§ STATED TASK
Take every line that has the string "mice" and copy it out.

§ LISTED ENTRIES

[Start]

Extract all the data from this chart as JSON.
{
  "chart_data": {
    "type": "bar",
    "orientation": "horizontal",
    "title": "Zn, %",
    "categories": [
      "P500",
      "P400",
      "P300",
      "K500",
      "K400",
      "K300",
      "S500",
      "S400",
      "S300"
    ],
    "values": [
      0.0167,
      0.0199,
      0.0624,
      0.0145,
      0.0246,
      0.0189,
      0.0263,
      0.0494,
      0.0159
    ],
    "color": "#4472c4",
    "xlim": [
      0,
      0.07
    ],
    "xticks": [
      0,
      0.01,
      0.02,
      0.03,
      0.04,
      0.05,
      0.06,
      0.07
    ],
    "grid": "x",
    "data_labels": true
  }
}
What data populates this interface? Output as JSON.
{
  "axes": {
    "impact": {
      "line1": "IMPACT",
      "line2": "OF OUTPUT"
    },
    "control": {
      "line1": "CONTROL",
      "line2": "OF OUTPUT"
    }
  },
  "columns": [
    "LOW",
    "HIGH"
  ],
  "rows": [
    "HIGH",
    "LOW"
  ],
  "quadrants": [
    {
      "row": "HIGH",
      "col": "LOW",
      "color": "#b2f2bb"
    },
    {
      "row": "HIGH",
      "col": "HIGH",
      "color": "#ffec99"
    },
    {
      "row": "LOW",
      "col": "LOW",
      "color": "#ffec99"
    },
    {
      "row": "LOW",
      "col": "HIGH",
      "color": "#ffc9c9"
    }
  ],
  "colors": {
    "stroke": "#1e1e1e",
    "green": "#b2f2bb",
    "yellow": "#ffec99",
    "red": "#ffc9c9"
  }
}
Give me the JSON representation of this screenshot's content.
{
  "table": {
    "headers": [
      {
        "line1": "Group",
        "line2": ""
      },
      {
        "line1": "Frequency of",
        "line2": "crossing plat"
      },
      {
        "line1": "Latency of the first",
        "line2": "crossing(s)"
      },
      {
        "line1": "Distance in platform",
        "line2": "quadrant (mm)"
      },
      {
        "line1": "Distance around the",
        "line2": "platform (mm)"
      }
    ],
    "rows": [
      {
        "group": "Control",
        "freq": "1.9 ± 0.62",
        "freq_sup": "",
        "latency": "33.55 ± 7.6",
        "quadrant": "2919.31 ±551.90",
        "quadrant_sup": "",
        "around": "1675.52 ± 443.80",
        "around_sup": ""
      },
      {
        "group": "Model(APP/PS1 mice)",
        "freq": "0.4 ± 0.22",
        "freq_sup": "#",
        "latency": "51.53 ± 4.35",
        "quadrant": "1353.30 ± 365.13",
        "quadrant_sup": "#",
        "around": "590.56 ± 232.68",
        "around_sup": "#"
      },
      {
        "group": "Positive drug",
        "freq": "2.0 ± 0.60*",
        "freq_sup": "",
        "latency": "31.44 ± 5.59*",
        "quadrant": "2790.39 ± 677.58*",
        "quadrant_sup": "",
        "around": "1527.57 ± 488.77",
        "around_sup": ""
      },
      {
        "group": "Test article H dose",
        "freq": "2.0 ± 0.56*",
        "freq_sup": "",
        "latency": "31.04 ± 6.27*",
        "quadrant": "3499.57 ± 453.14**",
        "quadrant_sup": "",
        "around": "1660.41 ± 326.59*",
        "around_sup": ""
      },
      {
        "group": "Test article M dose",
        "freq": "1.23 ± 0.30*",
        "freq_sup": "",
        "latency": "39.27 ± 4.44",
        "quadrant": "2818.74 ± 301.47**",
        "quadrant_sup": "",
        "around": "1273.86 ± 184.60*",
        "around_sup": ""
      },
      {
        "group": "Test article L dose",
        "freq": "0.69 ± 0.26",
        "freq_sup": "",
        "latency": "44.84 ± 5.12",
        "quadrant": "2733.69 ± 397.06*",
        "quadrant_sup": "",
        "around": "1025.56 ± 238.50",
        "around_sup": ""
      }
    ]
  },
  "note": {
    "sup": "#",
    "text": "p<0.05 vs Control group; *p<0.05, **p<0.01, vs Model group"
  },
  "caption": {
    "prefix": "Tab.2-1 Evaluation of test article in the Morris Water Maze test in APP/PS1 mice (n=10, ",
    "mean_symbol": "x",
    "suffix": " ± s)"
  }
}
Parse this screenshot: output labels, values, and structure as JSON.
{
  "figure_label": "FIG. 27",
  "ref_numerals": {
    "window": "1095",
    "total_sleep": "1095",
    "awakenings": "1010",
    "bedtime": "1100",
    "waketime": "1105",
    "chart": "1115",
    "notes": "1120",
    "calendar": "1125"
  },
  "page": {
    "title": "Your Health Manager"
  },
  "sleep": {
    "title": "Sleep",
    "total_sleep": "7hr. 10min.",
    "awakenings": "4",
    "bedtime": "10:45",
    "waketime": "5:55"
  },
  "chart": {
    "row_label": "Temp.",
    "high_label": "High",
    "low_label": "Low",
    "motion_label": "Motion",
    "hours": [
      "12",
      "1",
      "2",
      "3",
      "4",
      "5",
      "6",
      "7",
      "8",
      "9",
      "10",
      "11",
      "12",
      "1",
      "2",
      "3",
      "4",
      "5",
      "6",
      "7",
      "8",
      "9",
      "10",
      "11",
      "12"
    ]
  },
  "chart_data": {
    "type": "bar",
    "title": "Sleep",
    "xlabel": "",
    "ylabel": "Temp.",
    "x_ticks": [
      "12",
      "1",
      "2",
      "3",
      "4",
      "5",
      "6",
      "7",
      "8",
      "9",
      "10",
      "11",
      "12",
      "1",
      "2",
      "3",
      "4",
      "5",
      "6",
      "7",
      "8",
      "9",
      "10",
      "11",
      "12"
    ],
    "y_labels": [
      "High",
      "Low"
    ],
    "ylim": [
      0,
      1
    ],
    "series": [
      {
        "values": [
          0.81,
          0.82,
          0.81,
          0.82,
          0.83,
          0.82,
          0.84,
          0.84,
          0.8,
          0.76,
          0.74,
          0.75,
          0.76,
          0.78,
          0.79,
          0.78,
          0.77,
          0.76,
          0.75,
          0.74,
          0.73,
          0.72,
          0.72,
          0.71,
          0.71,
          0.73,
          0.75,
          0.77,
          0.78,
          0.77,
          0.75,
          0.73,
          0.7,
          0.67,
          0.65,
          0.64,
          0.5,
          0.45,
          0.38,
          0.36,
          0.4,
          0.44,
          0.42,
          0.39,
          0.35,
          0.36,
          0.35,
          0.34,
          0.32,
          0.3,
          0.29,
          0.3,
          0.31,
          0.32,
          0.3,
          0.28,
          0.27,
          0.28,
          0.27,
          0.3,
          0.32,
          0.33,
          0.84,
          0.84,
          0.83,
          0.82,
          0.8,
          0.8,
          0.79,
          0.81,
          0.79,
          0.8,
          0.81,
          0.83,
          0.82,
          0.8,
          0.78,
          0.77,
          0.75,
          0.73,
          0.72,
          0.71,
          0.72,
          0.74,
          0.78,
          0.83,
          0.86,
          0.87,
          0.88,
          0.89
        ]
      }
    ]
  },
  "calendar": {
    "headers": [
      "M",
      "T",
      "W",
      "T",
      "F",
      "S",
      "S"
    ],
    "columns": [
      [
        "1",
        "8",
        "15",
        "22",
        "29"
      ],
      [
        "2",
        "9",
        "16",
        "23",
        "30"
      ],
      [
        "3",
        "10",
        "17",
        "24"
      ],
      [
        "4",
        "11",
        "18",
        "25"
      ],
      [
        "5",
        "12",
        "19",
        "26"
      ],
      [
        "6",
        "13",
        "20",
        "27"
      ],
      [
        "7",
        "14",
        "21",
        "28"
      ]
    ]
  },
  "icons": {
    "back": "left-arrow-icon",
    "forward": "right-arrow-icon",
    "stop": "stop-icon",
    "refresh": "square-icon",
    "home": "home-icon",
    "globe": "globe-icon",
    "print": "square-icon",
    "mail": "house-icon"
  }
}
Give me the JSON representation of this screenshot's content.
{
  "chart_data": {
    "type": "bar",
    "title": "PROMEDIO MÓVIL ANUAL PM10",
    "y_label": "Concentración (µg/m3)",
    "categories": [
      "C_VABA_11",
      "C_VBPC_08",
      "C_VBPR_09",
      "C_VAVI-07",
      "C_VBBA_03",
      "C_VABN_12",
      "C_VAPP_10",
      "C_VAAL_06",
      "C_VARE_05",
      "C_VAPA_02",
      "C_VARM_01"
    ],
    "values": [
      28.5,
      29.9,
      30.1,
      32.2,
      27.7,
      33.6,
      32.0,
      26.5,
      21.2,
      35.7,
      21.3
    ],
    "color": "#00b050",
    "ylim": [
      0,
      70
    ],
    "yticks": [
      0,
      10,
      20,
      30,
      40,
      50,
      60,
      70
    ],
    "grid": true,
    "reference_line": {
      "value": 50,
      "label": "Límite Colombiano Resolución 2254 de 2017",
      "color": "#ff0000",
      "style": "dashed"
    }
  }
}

[End]

§ EXPECTED ANSWER
        "group": "Model(APP/PS1 mice)",
    "prefix": "Tab.2-1 Evaluation of test article in the Morris Water Maze test in APP/PS1 mice (n=10, ",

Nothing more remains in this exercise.